[EXTRACTED DATA]
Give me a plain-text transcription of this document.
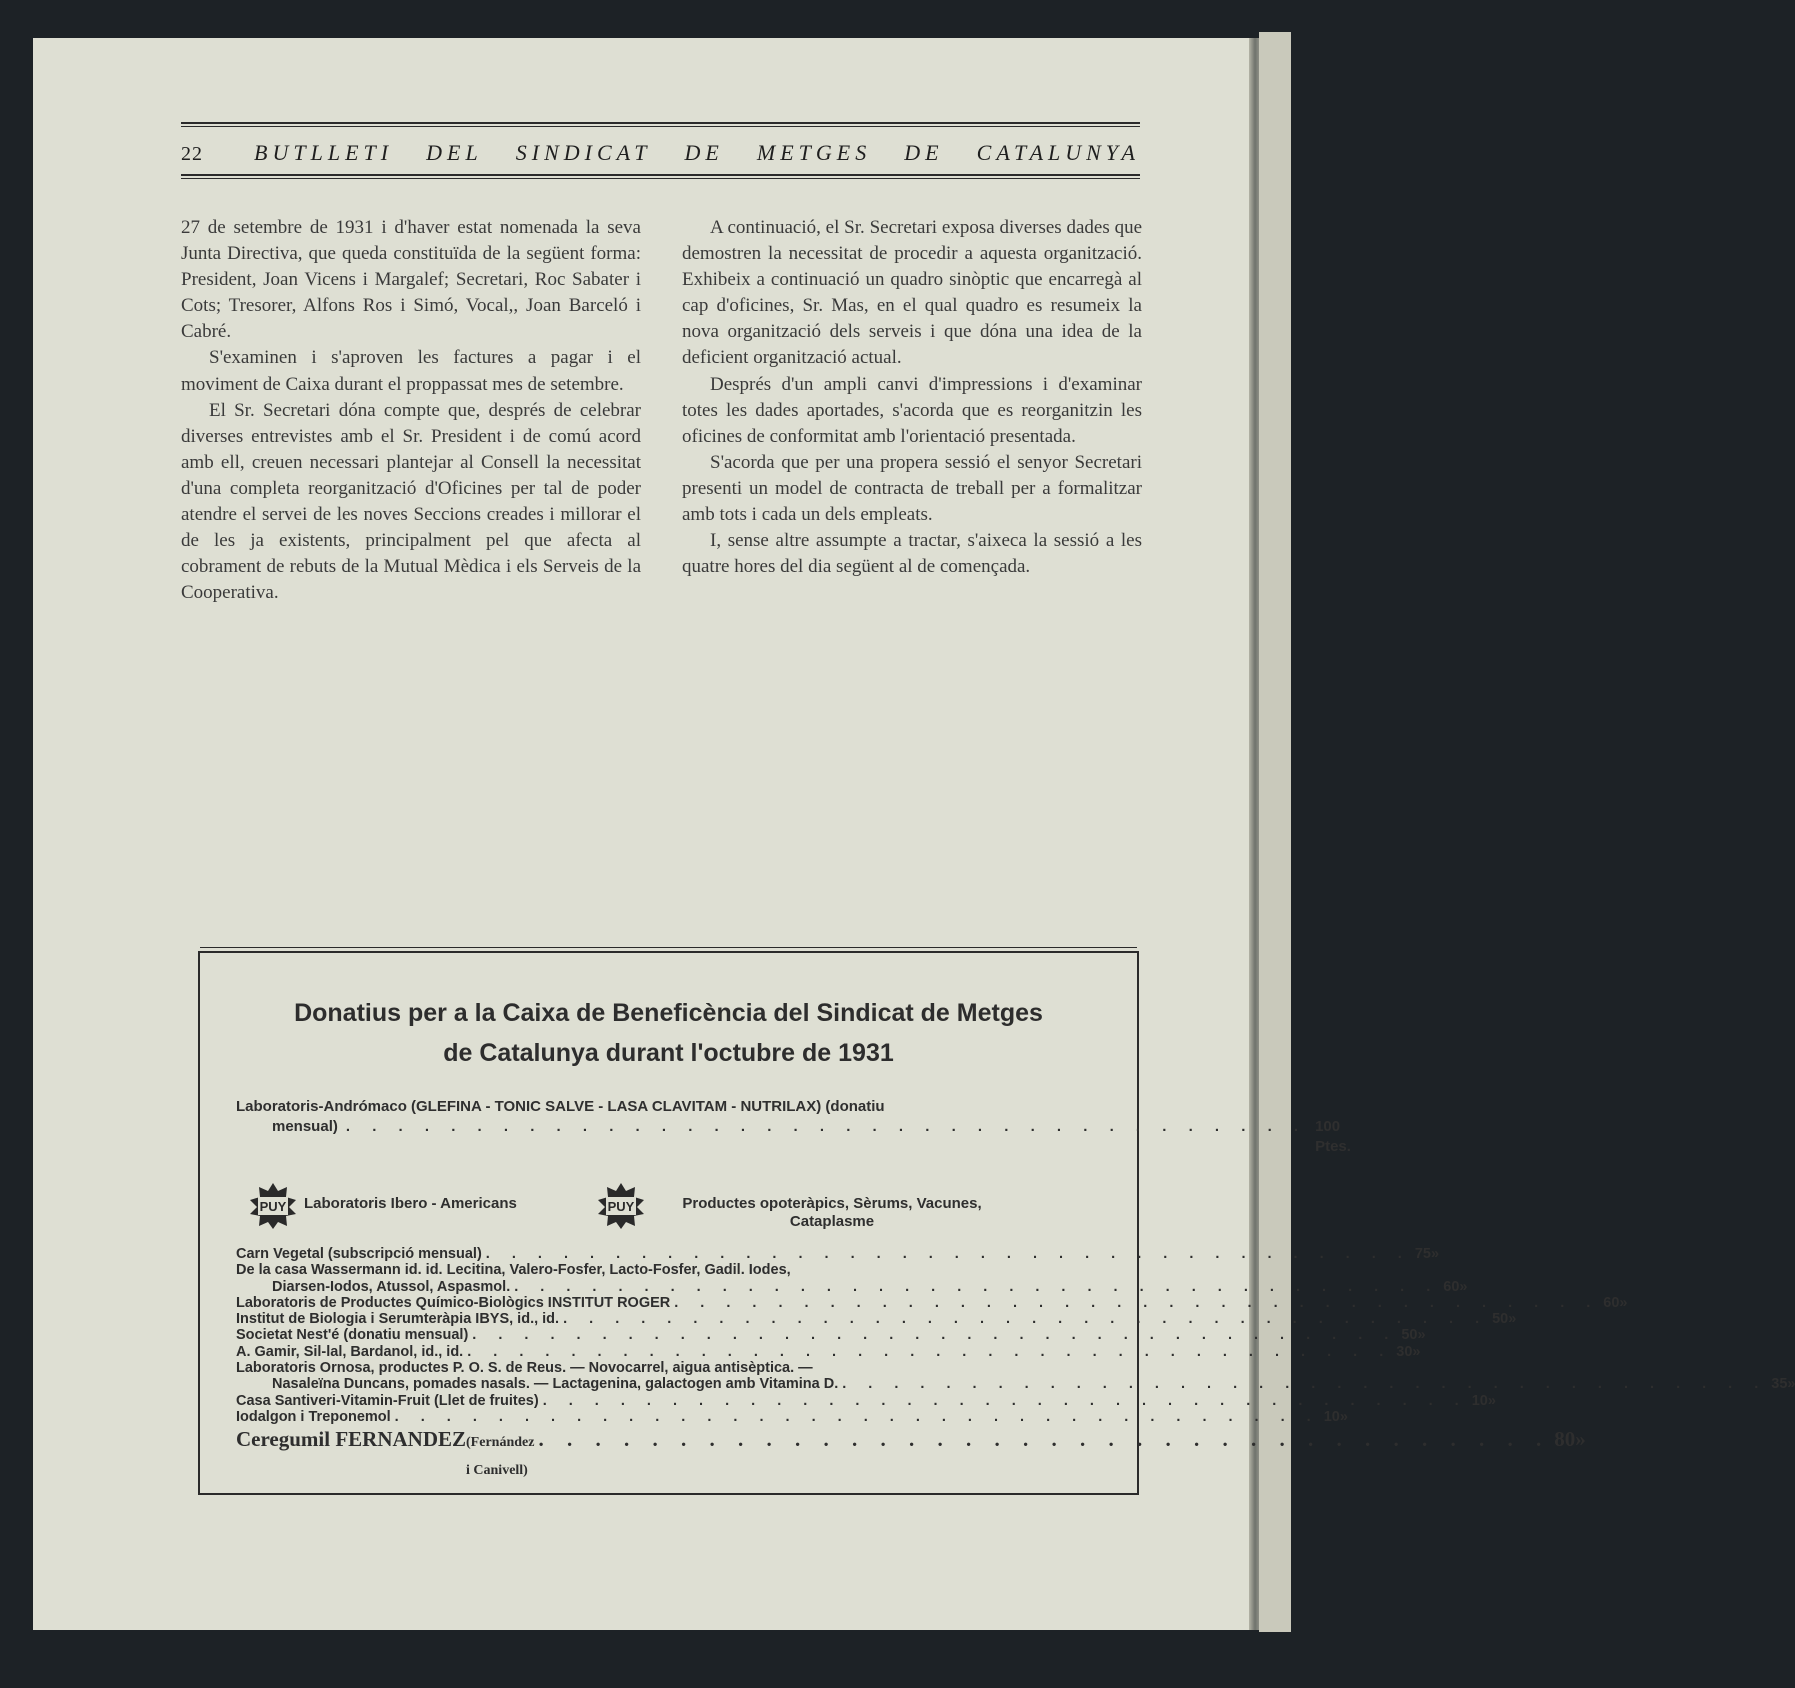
22 BUTLLETI DEL SINDICAT DE METGES DE CATALUNYA

27 de setembre de 1931 i d'haver estat nomenada la seva Junta Directiva, que queda constituïda de la següent forma: President, Joan Vicens i Margalef; Secretari, Roc Sabater i Cots; Tresorer, Alfons Ros i Simó, Vocal,, Joan Barceló i Cabré.

S'examinen i s'aproven les factures a pagar i el moviment de Caixa durant el proppassat mes de setembre.

El Sr. Secretari dóna compte que, després de celebrar diverses entrevistes amb el Sr. President i de comú acord amb ell, creuen necessari plantejar al Consell la necessitat d'una completa reorganització d'Oficines per tal de poder atendre el servei de les noves Seccions creades i millorar el de les ja existents, principalment pel que afecta al cobrament de rebuts de la Mutual Mèdica i els Serveis de la Cooperativa.

A continuació, el Sr. Secretari exposa diverses dades que demostren la necessitat de procedir a aquesta organització. Exhibeix a continuació un quadro sinòptic que encarregà al cap d'oficines, Sr. Mas, en el qual quadro es resumeix la nova organització dels serveis i que dóna una idea de la deficient organització actual.

Després d'un ampli canvi d'impressions i d'examinar totes les dades aportades, s'acorda que es reorganitzin les oficines de conformitat amb l'orientació presentada.

S'acorda que per una propera sessió el senyor Secretari presenti un model de contracta de treball per a formalitzar amb tots i cada un dels empleats.

I, sense altre assumpte a tractar, s'aixeca la sessió a les quatre hores del dia següent al de començada.

Donatius per a la Caixa de Beneficència del Sindicat de Metges
de Catalunya durant l'octubre de 1931
Laboratoris-Andrómaco (GLEFINA - TONIC SALVE - LASA CLAVITAM - NUTRILAX) (donatiu
mensual) . . . . . . . . . . . . . . . . . . . . . . . . . . . . . . . . . . . . . 100 Ptes.
PUY Laboratoris Ibero - Americans	PUY	Productes opoteràpics, Sèrums, Vacunes,
Cataplasme
Carn Vegetal (subscripció mensual) . . . . . . . . . . . . . . . . . . . . . . . . . . . . . . . . . . . . 75 »
De la casa Wassermann id. id. Lecitina, Valero-Fosfer, Lacto-Fosfer, Gadil. Iodes,
Diarsen-Iodos, Atussol, Aspasmol. . . . . . . . . . . . . . . . . . . . . . . . . . . . . . . . . . . . . 60 »
Laboratoris de Productes Químico-Biològics INSTITUT ROGER . . . . . . . . . . . . . . . . . . . . . . . . . . . . . . . . . . . . 60 »
Institut de Biologia i Serumteràpia IBYS, id., id. . . . . . . . . . . . . . . . . . . . . . . . . . . . . . . . . . . . . 50 »
Societat Nest'é (donatiu mensual) . . . . . . . . . . . . . . . . . . . . . . . . . . . . . . . . . . . . 50 »
A. Gamir, Sil-lal, Bardanol, id., id. . . . . . . . . . . . . . . . . . . . . . . . . . . . . . . . . . . . . 30 »
Laboratoris Ornosa, productes P. O. S. de Reus. — Novocarrel, aigua antisèptica. —
Nasaleïna Duncans, pomades nasals. — Lactagenina, galactogen amb Vitamina D. . . . . . . . . . . . . . . . . . . . . . . . . . . . . . . . . . . . . 35 »
Casa Santiveri-Vitamin-Fruit (Llet de fruites) . . . . . . . . . . . . . . . . . . . . . . . . . . . . . . . . . . . . 10 »
Iodalgon i Treponemol . . . . . . . . . . . . . . . . . . . . . . . . . . . . . . . . . . . . 10 »
Ceregumil FERNANDEZ (Fernández i Canivell)
. . . . . . . . . . . . . . . . . . . . . . . . . . . . . . . . . . . . 80 »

[WORK TO BE COMPLETED] Track down the lines that include the word "mensual" and copy them.

[THE OUTPUT]
mensual) . . . . . . . . . . . . . . . . . . . . . . . . . . . . . . . . . . . . . 100 Ptes.
Carn Vegetal (subscripció mensual) . . . . . . . . . . . . . . . . . . . . . . . . . . . . . . . . . . . . 75 »
Societat Nest'é (donatiu mensual) . . . . . . . . . . . . . . . . . . . . . . . . . . . . . . . . . . . . 50 »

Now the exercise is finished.